** Start **
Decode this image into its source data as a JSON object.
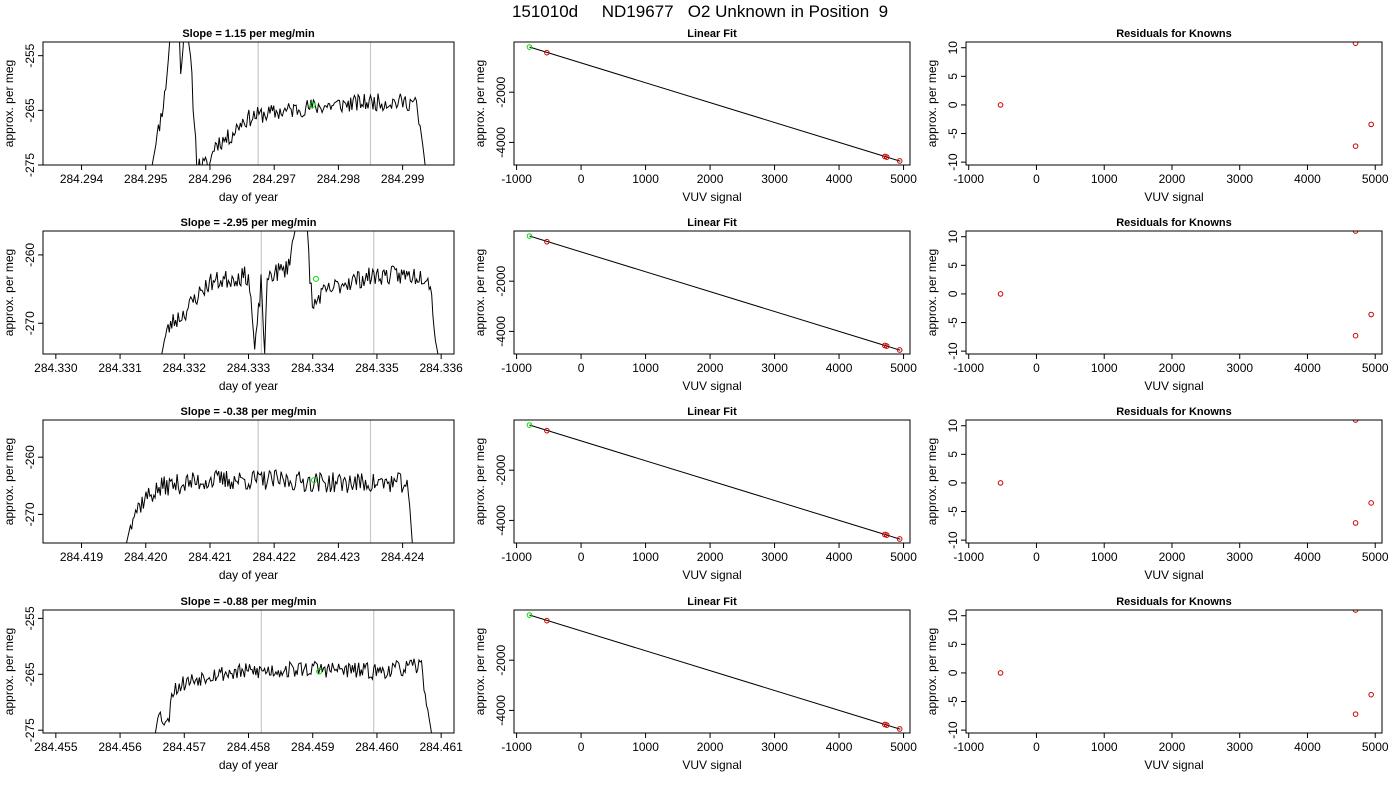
{
  "page_title": "151010d     ND19677   O2 Unknown in Position  9",
  "colors": {
    "trace": "#000000",
    "guide_line": "#c8c8c8",
    "known_point": "#cc0000",
    "unknown_point": "#00dd00",
    "frame": "#000000"
  },
  "chart_data": [
    {
      "id": "r1-trace",
      "type": "line",
      "title": "Slope =  1.15  per meg/min",
      "xlabel": "day of year",
      "ylabel": "approx. per meg",
      "xlim": [
        284.2934,
        284.2998
      ],
      "ylim": [
        -275,
        -252.5
      ],
      "xticks": [
        284.294,
        284.295,
        284.296,
        284.297,
        284.298,
        284.299
      ],
      "xtick_labels": [
        "284.294",
        "284.295",
        "284.296",
        "284.297",
        "284.298",
        "284.299"
      ],
      "yticks": [
        -275,
        -265,
        -255
      ],
      "ytick_labels": [
        "-275",
        "-265",
        "-255"
      ],
      "vlines": [
        284.29675,
        284.2985
      ],
      "unknown_point": {
        "x": 284.2976,
        "y": -264.0
      },
      "trace_keys": [
        [
          284.2951,
          -275
        ],
        [
          284.2953,
          -262
        ],
        [
          284.2954,
          -249
        ],
        [
          284.2955,
          -248
        ],
        [
          284.29555,
          -258
        ],
        [
          284.2956,
          -249
        ],
        [
          284.2957,
          -256
        ],
        [
          284.29575,
          -266
        ],
        [
          284.2958,
          -275
        ],
        [
          284.296,
          -275
        ],
        [
          284.29605,
          -272
        ],
        [
          284.2961,
          -271
        ],
        [
          284.2963,
          -270
        ],
        [
          284.2965,
          -267
        ],
        [
          284.2967,
          -266
        ],
        [
          284.2975,
          -264.5
        ],
        [
          284.2985,
          -263.5
        ],
        [
          284.2992,
          -263.5
        ],
        [
          284.29925,
          -267
        ],
        [
          284.2993,
          -270
        ],
        [
          284.29935,
          -275
        ]
      ],
      "trace_amp": 1.6,
      "trace_seed": 11
    },
    {
      "id": "r1-fit",
      "type": "scatter",
      "title": "Linear Fit",
      "xlabel": "VUV signal",
      "ylabel": "approx. per meg",
      "xlim": [
        -1040,
        5100
      ],
      "ylim": [
        -4900,
        0
      ],
      "xticks": [
        -1000,
        0,
        1000,
        2000,
        3000,
        4000,
        5000
      ],
      "xtick_labels": [
        "-1000",
        "0",
        "1000",
        "2000",
        "3000",
        "4000",
        "5000"
      ],
      "yticks": [
        -4000,
        -2000
      ],
      "ytick_labels": [
        "-4000",
        "-2000"
      ],
      "fit_line": [
        [
          -800,
          -200
        ],
        [
          4950,
          -4750
        ]
      ],
      "knowns": [
        {
          "x": -530,
          "y": -425
        },
        {
          "x": 4710,
          "y": -4560
        },
        {
          "x": 4740,
          "y": -4585
        },
        {
          "x": 4940,
          "y": -4740
        }
      ],
      "unknowns": [
        {
          "x": -800,
          "y": -200
        }
      ]
    },
    {
      "id": "r1-resid",
      "type": "scatter",
      "title": "Residuals for Knowns",
      "xlabel": "VUV signal",
      "ylabel": "approx. per meg",
      "xlim": [
        -1040,
        5100
      ],
      "ylim": [
        -10.5,
        11
      ],
      "xticks": [
        -1000,
        0,
        1000,
        2000,
        3000,
        4000,
        5000
      ],
      "xtick_labels": [
        "-1000",
        "0",
        "1000",
        "2000",
        "3000",
        "4000",
        "5000"
      ],
      "yticks": [
        -10,
        -5,
        0,
        5,
        10
      ],
      "ytick_labels": [
        "-10",
        "-5",
        "0",
        "5",
        "10"
      ],
      "knowns": [
        {
          "x": -530,
          "y": 0
        },
        {
          "x": 4710,
          "y": 10.8
        },
        {
          "x": 4710,
          "y": -7.2
        },
        {
          "x": 4940,
          "y": -3.4
        }
      ]
    },
    {
      "id": "r2-trace",
      "type": "line",
      "title": "Slope =  -2.95  per meg/min",
      "xlabel": "day of year",
      "ylabel": "approx. per meg",
      "xlim": [
        284.3298,
        284.3362
      ],
      "ylim": [
        -274.5,
        -256.5
      ],
      "xticks": [
        284.33,
        284.331,
        284.332,
        284.333,
        284.334,
        284.335,
        284.336
      ],
      "xtick_labels": [
        "284.330",
        "284.331",
        "284.332",
        "284.333",
        "284.334",
        "284.335",
        "284.336"
      ],
      "yticks": [
        -270,
        -260
      ],
      "ytick_labels": [
        "-270",
        "-260"
      ],
      "vlines": [
        284.3332,
        284.33495
      ],
      "unknown_point": {
        "x": 284.33405,
        "y": -263.5
      },
      "trace_keys": [
        [
          284.33165,
          -274.5
        ],
        [
          284.3317,
          -272
        ],
        [
          284.3318,
          -270
        ],
        [
          284.332,
          -268.5
        ],
        [
          284.3322,
          -266
        ],
        [
          284.3324,
          -264
        ],
        [
          284.3327,
          -263.5
        ],
        [
          284.333,
          -263
        ],
        [
          284.33305,
          -268
        ],
        [
          284.3331,
          -274.5
        ],
        [
          284.3332,
          -263.5
        ],
        [
          284.33325,
          -274.5
        ],
        [
          284.3333,
          -263
        ],
        [
          284.3336,
          -262
        ],
        [
          284.3337,
          -258
        ],
        [
          284.3338,
          -250
        ],
        [
          284.3339,
          -254
        ],
        [
          284.33395,
          -262
        ],
        [
          284.334,
          -268
        ],
        [
          284.3341,
          -266
        ],
        [
          284.3345,
          -264
        ],
        [
          284.335,
          -263
        ],
        [
          284.3355,
          -263
        ],
        [
          284.3358,
          -263
        ],
        [
          284.33585,
          -266
        ],
        [
          284.3359,
          -272
        ],
        [
          284.33595,
          -274.5
        ]
      ],
      "trace_amp": 1.4,
      "trace_seed": 23
    },
    {
      "id": "r2-fit",
      "type": "scatter",
      "title": "Linear Fit",
      "xlabel": "VUV signal",
      "ylabel": "approx. per meg",
      "xlim": [
        -1040,
        5100
      ],
      "ylim": [
        -4900,
        0
      ],
      "xticks": [
        -1000,
        0,
        1000,
        2000,
        3000,
        4000,
        5000
      ],
      "xtick_labels": [
        "-1000",
        "0",
        "1000",
        "2000",
        "3000",
        "4000",
        "5000"
      ],
      "yticks": [
        -4000,
        -2000
      ],
      "ytick_labels": [
        "-4000",
        "-2000"
      ],
      "fit_line": [
        [
          -800,
          -200
        ],
        [
          4950,
          -4750
        ]
      ],
      "knowns": [
        {
          "x": -530,
          "y": -425
        },
        {
          "x": 4710,
          "y": -4560
        },
        {
          "x": 4740,
          "y": -4585
        },
        {
          "x": 4940,
          "y": -4740
        }
      ],
      "unknowns": [
        {
          "x": -800,
          "y": -200
        }
      ]
    },
    {
      "id": "r2-resid",
      "type": "scatter",
      "title": "Residuals for Knowns",
      "xlabel": "VUV signal",
      "ylabel": "approx. per meg",
      "xlim": [
        -1040,
        5100
      ],
      "ylim": [
        -10.5,
        11
      ],
      "xticks": [
        -1000,
        0,
        1000,
        2000,
        3000,
        4000,
        5000
      ],
      "xtick_labels": [
        "-1000",
        "0",
        "1000",
        "2000",
        "3000",
        "4000",
        "5000"
      ],
      "yticks": [
        -10,
        -5,
        0,
        5,
        10
      ],
      "ytick_labels": [
        "-10",
        "-5",
        "0",
        "5",
        "10"
      ],
      "knowns": [
        {
          "x": -530,
          "y": 0
        },
        {
          "x": 4710,
          "y": 11
        },
        {
          "x": 4710,
          "y": -7.3
        },
        {
          "x": 4940,
          "y": -3.6
        }
      ]
    },
    {
      "id": "r3-trace",
      "type": "line",
      "title": "Slope =  -0.38  per meg/min",
      "xlabel": "day of year",
      "ylabel": "approx. per meg",
      "xlim": [
        284.4184,
        284.4248
      ],
      "ylim": [
        -275,
        -253.5
      ],
      "xticks": [
        284.419,
        284.42,
        284.421,
        284.422,
        284.423,
        284.424
      ],
      "xtick_labels": [
        "284.419",
        "284.420",
        "284.421",
        "284.422",
        "284.423",
        "284.424"
      ],
      "yticks": [
        -270,
        -260
      ],
      "ytick_labels": [
        "-270",
        "-260"
      ],
      "vlines": [
        284.42175,
        284.4235
      ],
      "unknown_point": {
        "x": 284.42262,
        "y": -264.0
      },
      "trace_keys": [
        [
          284.4197,
          -275
        ],
        [
          284.4198,
          -270
        ],
        [
          284.42,
          -267
        ],
        [
          284.4203,
          -265
        ],
        [
          284.421,
          -264
        ],
        [
          284.422,
          -264
        ],
        [
          284.423,
          -264.5
        ],
        [
          284.42405,
          -264.5
        ],
        [
          284.4241,
          -267
        ],
        [
          284.42415,
          -275
        ]
      ],
      "trace_amp": 1.8,
      "trace_seed": 37
    },
    {
      "id": "r3-fit",
      "type": "scatter",
      "title": "Linear Fit",
      "xlabel": "VUV signal",
      "ylabel": "approx. per meg",
      "xlim": [
        -1040,
        5100
      ],
      "ylim": [
        -4900,
        0
      ],
      "xticks": [
        -1000,
        0,
        1000,
        2000,
        3000,
        4000,
        5000
      ],
      "xtick_labels": [
        "-1000",
        "0",
        "1000",
        "2000",
        "3000",
        "4000",
        "5000"
      ],
      "yticks": [
        -4000,
        -2000
      ],
      "ytick_labels": [
        "-4000",
        "-2000"
      ],
      "fit_line": [
        [
          -800,
          -200
        ],
        [
          4950,
          -4750
        ]
      ],
      "knowns": [
        {
          "x": -530,
          "y": -425
        },
        {
          "x": 4710,
          "y": -4560
        },
        {
          "x": 4740,
          "y": -4585
        },
        {
          "x": 4940,
          "y": -4740
        }
      ],
      "unknowns": [
        {
          "x": -800,
          "y": -200
        }
      ]
    },
    {
      "id": "r3-resid",
      "type": "scatter",
      "title": "Residuals for Knowns",
      "xlabel": "VUV signal",
      "ylabel": "approx. per meg",
      "xlim": [
        -1040,
        5100
      ],
      "ylim": [
        -10.5,
        11
      ],
      "xticks": [
        -1000,
        0,
        1000,
        2000,
        3000,
        4000,
        5000
      ],
      "xtick_labels": [
        "-1000",
        "0",
        "1000",
        "2000",
        "3000",
        "4000",
        "5000"
      ],
      "yticks": [
        -10,
        -5,
        0,
        5,
        10
      ],
      "ytick_labels": [
        "-10",
        "-5",
        "0",
        "5",
        "10"
      ],
      "knowns": [
        {
          "x": -530,
          "y": 0
        },
        {
          "x": 4710,
          "y": 11
        },
        {
          "x": 4710,
          "y": -7.0
        },
        {
          "x": 4940,
          "y": -3.5
        }
      ]
    },
    {
      "id": "r4-trace",
      "type": "line",
      "title": "Slope =  -0.88  per meg/min",
      "xlabel": "day of year",
      "ylabel": "approx. per meg",
      "xlim": [
        284.4548,
        284.4612
      ],
      "ylim": [
        -275.5,
        -253.5
      ],
      "xticks": [
        284.455,
        284.456,
        284.457,
        284.458,
        284.459,
        284.46,
        284.461
      ],
      "xtick_labels": [
        "284.455",
        "284.456",
        "284.457",
        "284.458",
        "284.459",
        "284.460",
        "284.461"
      ],
      "yticks": [
        -275,
        -265,
        -255
      ],
      "ytick_labels": [
        "-275",
        "-265",
        "-255"
      ],
      "vlines": [
        284.4582,
        284.45995
      ],
      "unknown_point": {
        "x": 284.4591,
        "y": -264.5
      },
      "trace_keys": [
        [
          284.45655,
          -275.5
        ],
        [
          284.4566,
          -272
        ],
        [
          284.45675,
          -274
        ],
        [
          284.4568,
          -268
        ],
        [
          284.457,
          -266.5
        ],
        [
          284.4574,
          -265
        ],
        [
          284.458,
          -264.5
        ],
        [
          284.459,
          -264
        ],
        [
          284.46,
          -264.5
        ],
        [
          284.4607,
          -263.5
        ],
        [
          284.46075,
          -268
        ],
        [
          284.4608,
          -272
        ],
        [
          284.46085,
          -275.5
        ]
      ],
      "trace_amp": 1.5,
      "trace_seed": 53
    },
    {
      "id": "r4-fit",
      "type": "scatter",
      "title": "Linear Fit",
      "xlabel": "VUV signal",
      "ylabel": "approx. per meg",
      "xlim": [
        -1040,
        5100
      ],
      "ylim": [
        -4900,
        0
      ],
      "xticks": [
        -1000,
        0,
        1000,
        2000,
        3000,
        4000,
        5000
      ],
      "xtick_labels": [
        "-1000",
        "0",
        "1000",
        "2000",
        "3000",
        "4000",
        "5000"
      ],
      "yticks": [
        -4000,
        -2000
      ],
      "ytick_labels": [
        "-4000",
        "-2000"
      ],
      "fit_line": [
        [
          -800,
          -200
        ],
        [
          4950,
          -4750
        ]
      ],
      "knowns": [
        {
          "x": -530,
          "y": -425
        },
        {
          "x": 4710,
          "y": -4560
        },
        {
          "x": 4740,
          "y": -4585
        },
        {
          "x": 4940,
          "y": -4740
        }
      ],
      "unknowns": [
        {
          "x": -800,
          "y": -200
        }
      ]
    },
    {
      "id": "r4-resid",
      "type": "scatter",
      "title": "Residuals for Knowns",
      "xlabel": "VUV signal",
      "ylabel": "approx. per meg",
      "xlim": [
        -1040,
        5100
      ],
      "ylim": [
        -10.5,
        11
      ],
      "xticks": [
        -1000,
        0,
        1000,
        2000,
        3000,
        4000,
        5000
      ],
      "xtick_labels": [
        "-1000",
        "0",
        "1000",
        "2000",
        "3000",
        "4000",
        "5000"
      ],
      "yticks": [
        -10,
        -5,
        0,
        5,
        10
      ],
      "ytick_labels": [
        "-10",
        "-5",
        "0",
        "5",
        "10"
      ],
      "knowns": [
        {
          "x": -530,
          "y": 0
        },
        {
          "x": 4710,
          "y": 11
        },
        {
          "x": 4710,
          "y": -7.2
        },
        {
          "x": 4940,
          "y": -3.8
        }
      ]
    }
  ]
}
** End **
● Your goal
Identify all lines in the records above with the word "Slope".

● Final answer
      "title": "Slope =  1.15  per meg/min",
      "title": "Slope =  -2.95  per meg/min",
      "title": "Slope =  -0.38  per meg/min",
      "title": "Slope =  -0.88  per meg/min",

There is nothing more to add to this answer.